Directions for this task: What number of lines in the material contain the word "chart"? Give that number alone.

Task inputs:

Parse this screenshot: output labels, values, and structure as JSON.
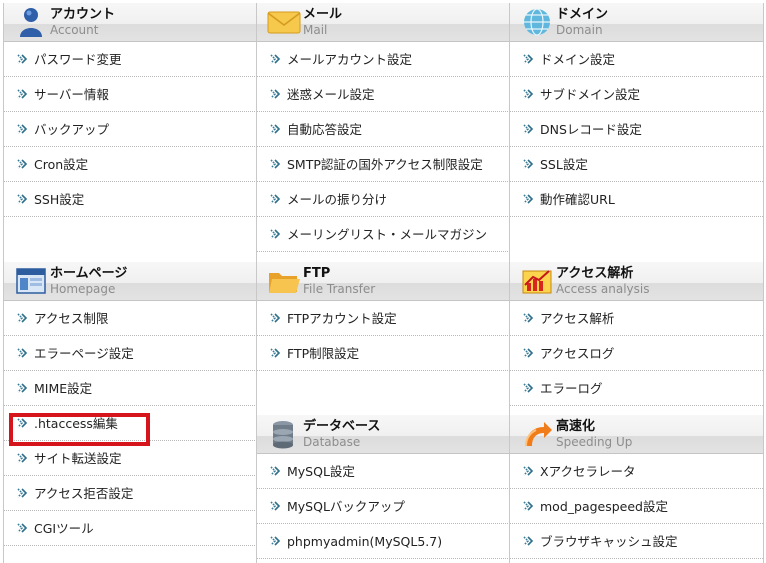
{
  "account": {
    "title": "アカウント",
    "subtitle": "Account",
    "icon": "user-icon",
    "items": [
      "パスワード変更",
      "サーバー情報",
      "バックアップ",
      "Cron設定",
      "SSH設定"
    ]
  },
  "mail": {
    "title": "メール",
    "subtitle": "Mail",
    "icon": "envelope-icon",
    "items": [
      "メールアカウント設定",
      "迷惑メール設定",
      "自動応答設定",
      "SMTP認証の国外アクセス制限設定",
      "メールの振り分け",
      "メーリングリスト・メールマガジン"
    ]
  },
  "domain": {
    "title": "ドメイン",
    "subtitle": "Domain",
    "icon": "globe-icon",
    "items": [
      "ドメイン設定",
      "サブドメイン設定",
      "DNSレコード設定",
      "SSL設定",
      "動作確認URL"
    ]
  },
  "homepage": {
    "title": "ホームページ",
    "subtitle": "Homepage",
    "icon": "browser-window-icon",
    "items": [
      "アクセス制限",
      "エラーページ設定",
      "MIME設定",
      ".htaccess編集",
      "サイト転送設定",
      "アクセス拒否設定",
      "CGIツール"
    ]
  },
  "ftp": {
    "title": "FTP",
    "subtitle": "File Transfer",
    "icon": "folder-icon",
    "items": [
      "FTPアカウント設定",
      "FTP制限設定"
    ]
  },
  "analytics": {
    "title": "アクセス解析",
    "subtitle": "Access analysis",
    "icon": "bar-chart-icon",
    "items": [
      "アクセス解析",
      "アクセスログ",
      "エラーログ"
    ]
  },
  "database": {
    "title": "データベース",
    "subtitle": "Database",
    "icon": "database-icon",
    "items": [
      "MySQL設定",
      "MySQLバックアップ",
      "phpmyadmin(MySQL5.7)"
    ]
  },
  "speed": {
    "title": "高速化",
    "subtitle": "Speeding Up",
    "icon": "speed-arrow-icon",
    "items": [
      "Xアクセラレータ",
      "mod_pagespeed設定",
      "ブラウザキャッシュ設定"
    ]
  },
  "colors": {
    "highlight": "#d6141c",
    "link_arrow": "#3a7d9a"
  }
}
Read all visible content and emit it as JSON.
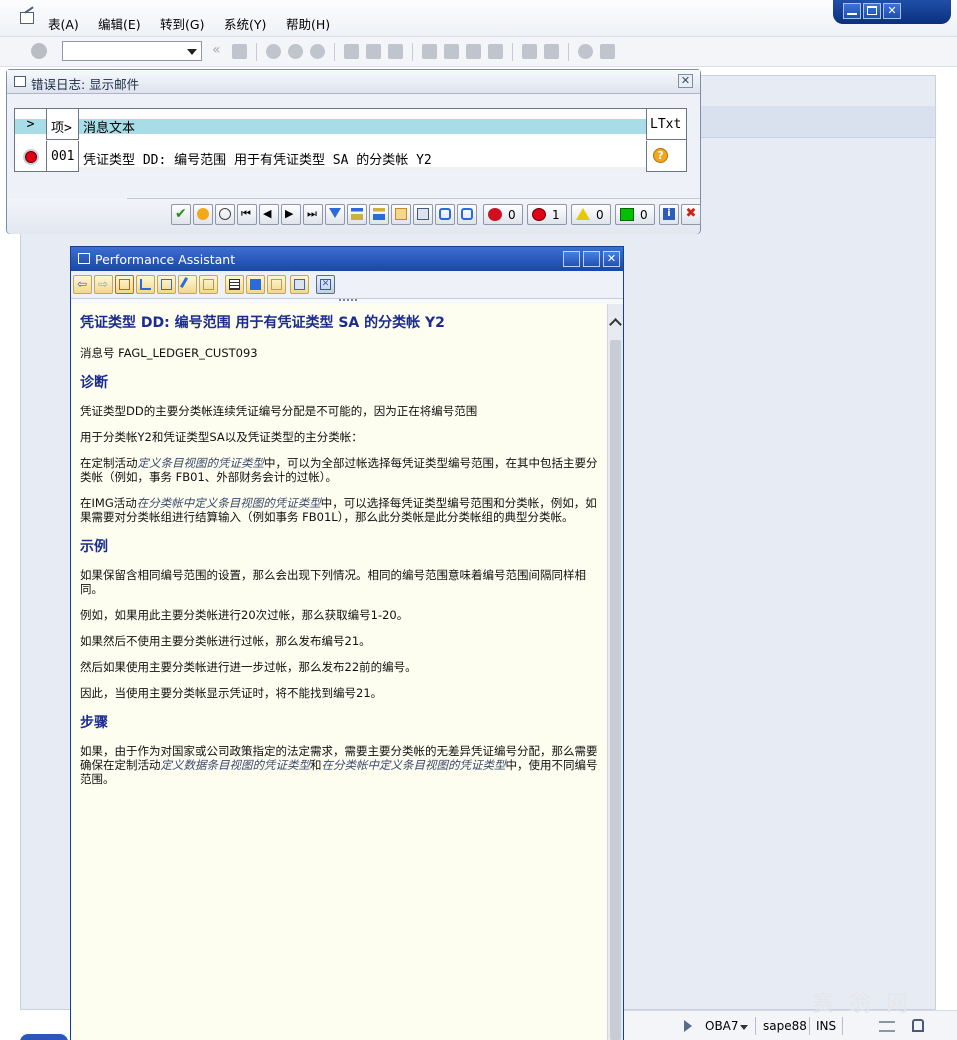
{
  "menubar": {
    "items": [
      "表(A)",
      "编辑(E)",
      "转到(G)",
      "系统(Y)",
      "帮助(H)"
    ]
  },
  "toolbar": {
    "command_field_value": "",
    "arrows": "«"
  },
  "error_dialog": {
    "title": "错误日志: 显示邮件",
    "close": "✕",
    "columns": [
      ">",
      "项>",
      "消息文本",
      "LTxt"
    ],
    "rows": [
      {
        "item": "001",
        "text": "凭证类型 DD: 编号范围  用于有凭证类型 SA 的分类帐 Y2",
        "status": "error"
      }
    ],
    "counters": {
      "stop": "0",
      "error": "1",
      "warning": "0",
      "success": "0"
    },
    "status_colors": {
      "error": "#e00018",
      "warning": "#ffe600",
      "success": "#00c000"
    }
  },
  "performance_assistant": {
    "title": "Performance Assistant",
    "heading": "凭证类型 DD: 编号范围 用于有凭证类型 SA 的分类帐 Y2",
    "message_no": "消息号 FAGL_LEDGER_CUST093",
    "sections": {
      "diagnosis_title": "诊断",
      "diag_p1": "凭证类型DD的主要分类帐连续凭证编号分配是不可能的，因为正在将编号范围",
      "diag_p2": "用于分类帐Y2和凭证类型SA以及凭证类型的主分类帐：",
      "diag_p3_a": "在定制活动",
      "diag_p3_link": "定义条目视图的凭证类型",
      "diag_p3_b": "中，可以为全部过帐选择每凭证类型编号范围，在其中包括主要分类帐（例如，事务 FB01、外部财务会计的过帐）。",
      "diag_p4_a": "在IMG活动",
      "diag_p4_link": "在分类帐中定义条目视图的凭证类型",
      "diag_p4_b": "中，可以选择每凭证类型编号范围和分类帐，例如，如果需要对分类帐组进行结算输入（例如事务 FB01L），那么此分类帐是此分类帐组的典型分类帐。",
      "example_title": "示例",
      "ex_p1": "如果保留含相同编号范围的设置，那么会出现下列情况。相同的编号范围意味着编号范围间隔同样相同。",
      "ex_p2": "例如，如果用此主要分类帐进行20次过帐，那么获取编号1-20。",
      "ex_p3": "如果然后不使用主要分类帐进行过帐，那么发布编号21。",
      "ex_p4": "然后如果使用主要分类帐进行进一步过帐，那么发布22前的编号。",
      "ex_p5": "因此，当使用主要分类帐显示凭证时，将不能找到编号21。",
      "procedure_title": "步骤",
      "proc_p1_a": "如果，由于作为对国家或公司政策指定的法定需求，需要主要分类帐的无差异凭证编号分配，那么需要确保在定制活动",
      "proc_p1_link1": "定义数据条目视图的凭证类型",
      "proc_p1_b": "和",
      "proc_p1_link2": "在分类帐中定义条目视图的凭证类型",
      "proc_p1_c": "中，使用不同编号范围。"
    }
  },
  "statusbar": {
    "transaction": "OBA7",
    "server": "sape88",
    "mode": "INS"
  },
  "watermark": "赛 翁 网"
}
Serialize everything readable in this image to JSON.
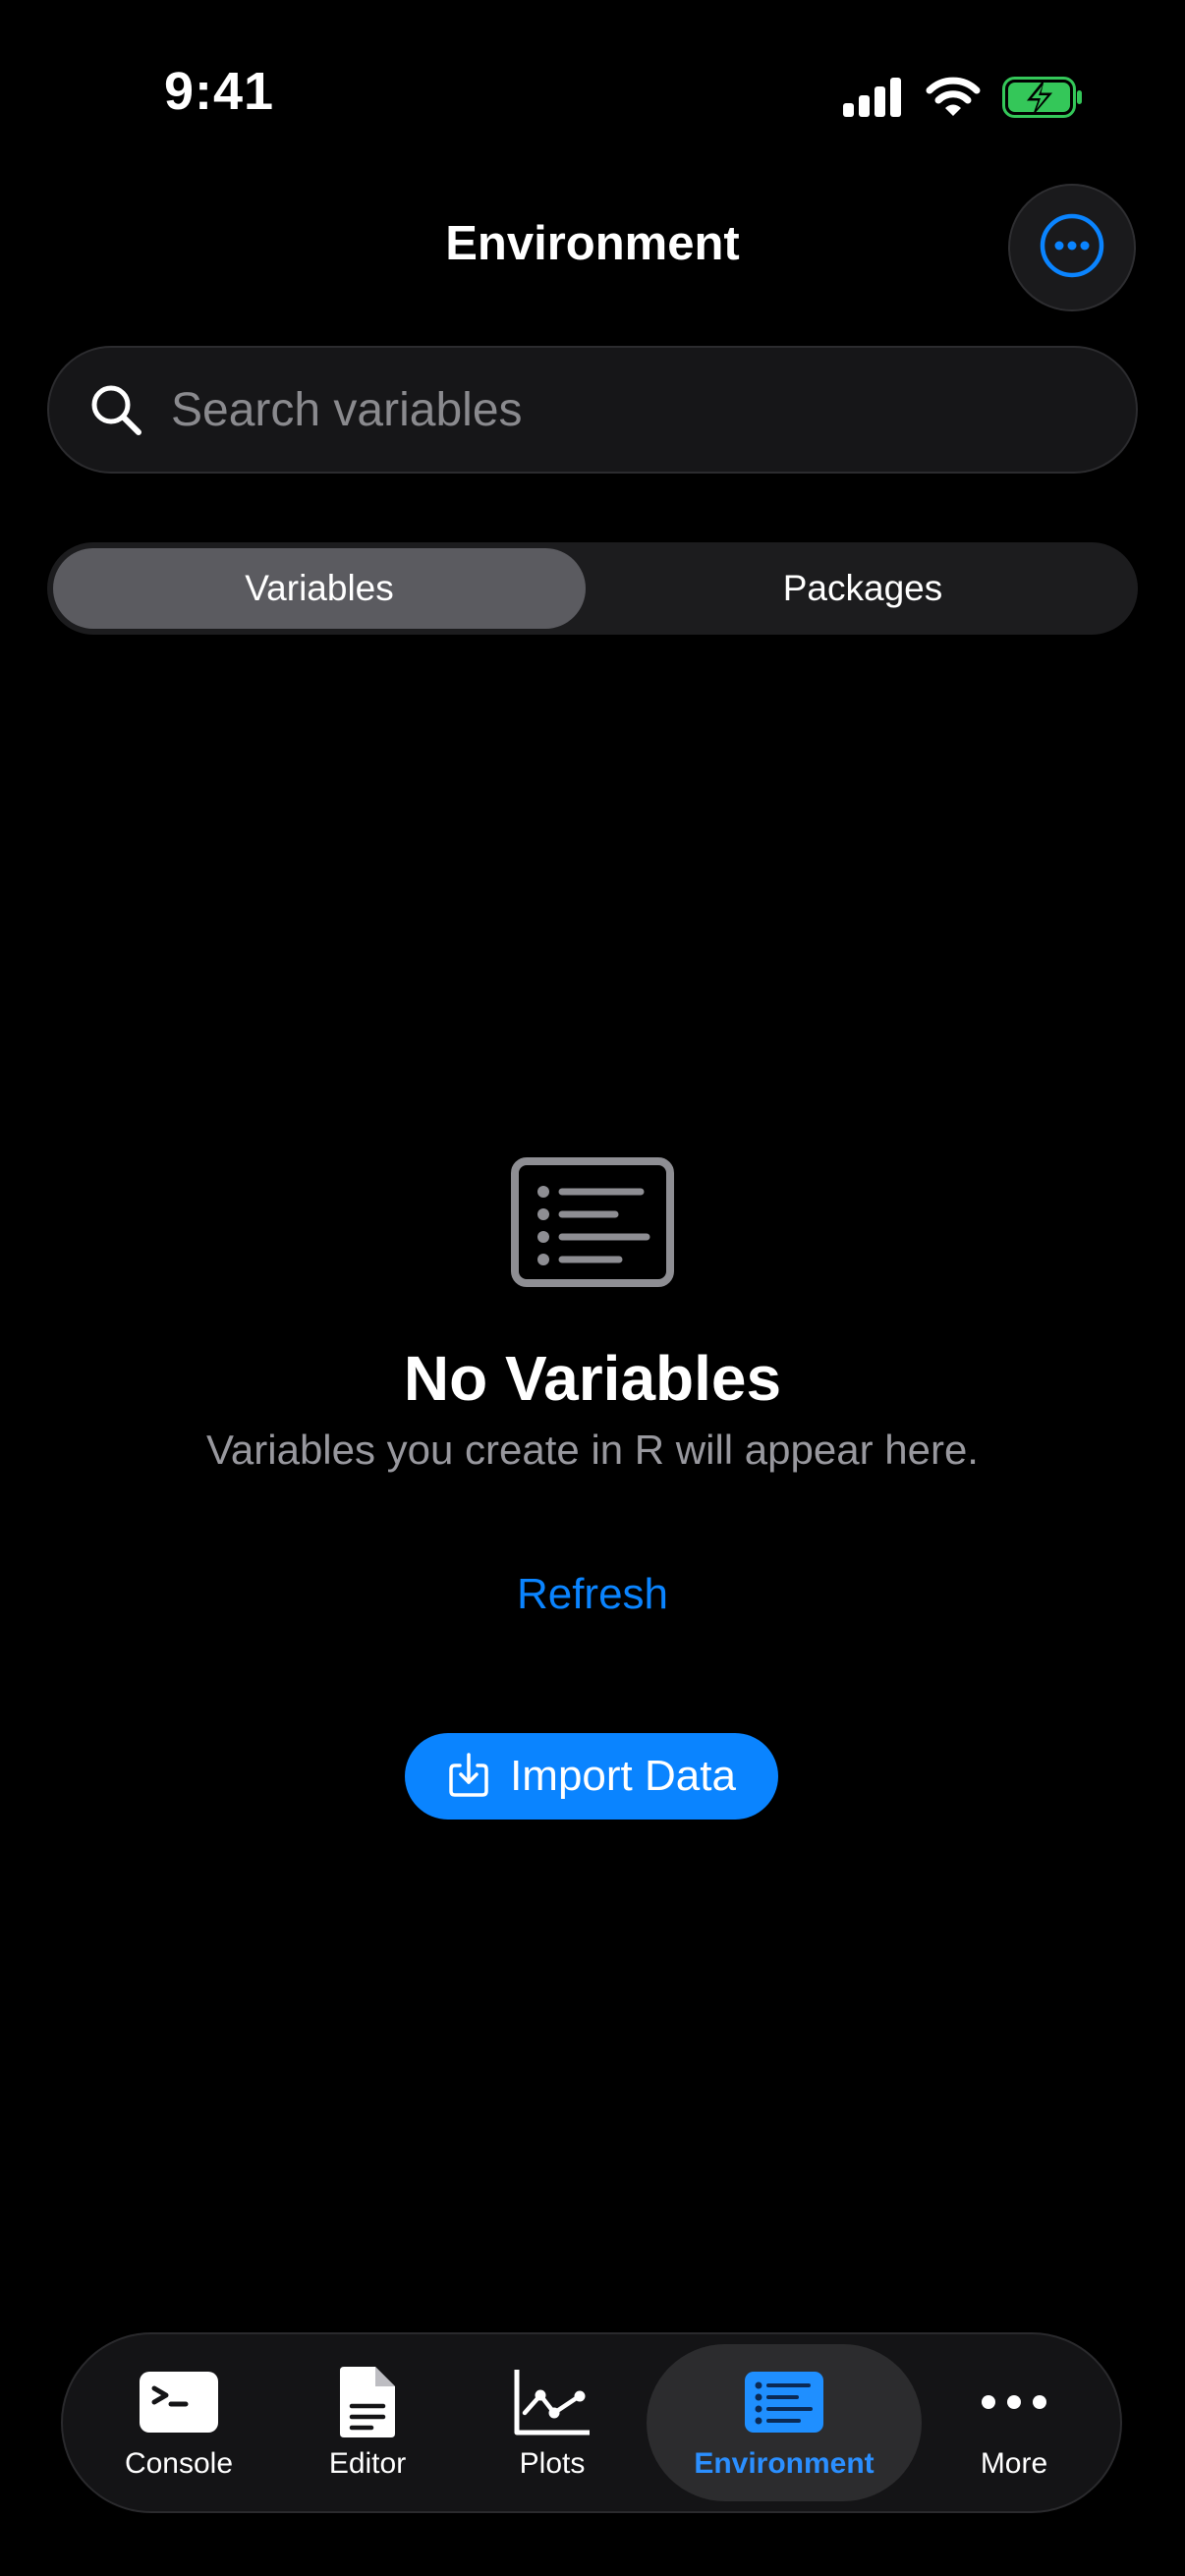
{
  "status_bar": {
    "time": "9:41",
    "icons": [
      "cellular-signal-icon",
      "wifi-icon",
      "battery-charging-icon"
    ]
  },
  "header": {
    "title": "Environment",
    "more_icon": "ellipsis-circle-icon"
  },
  "search": {
    "placeholder": "Search variables",
    "value": "",
    "icon": "magnifying-glass-icon"
  },
  "segments": {
    "items": [
      {
        "label": "Variables",
        "selected": true
      },
      {
        "label": "Packages",
        "selected": false
      }
    ]
  },
  "empty_state": {
    "icon": "list-bullet-rectangle-icon",
    "title": "No Variables",
    "subtitle": "Variables you create in R will appear here.",
    "refresh_label": "Refresh",
    "import_label": "Import Data",
    "import_icon": "download-arrow-icon"
  },
  "tab_bar": {
    "tabs": [
      {
        "label": "Console",
        "icon": "terminal-icon",
        "selected": false
      },
      {
        "label": "Editor",
        "icon": "document-icon",
        "selected": false
      },
      {
        "label": "Plots",
        "icon": "line-chart-icon",
        "selected": false
      },
      {
        "label": "Environment",
        "icon": "list-icon",
        "selected": true
      },
      {
        "label": "More",
        "icon": "ellipsis-icon",
        "selected": false
      }
    ]
  },
  "colors": {
    "background": "#000000",
    "accent": "#0a84ff",
    "secondary_text": "#98989e",
    "battery_fill": "#34c759"
  }
}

Task output: 2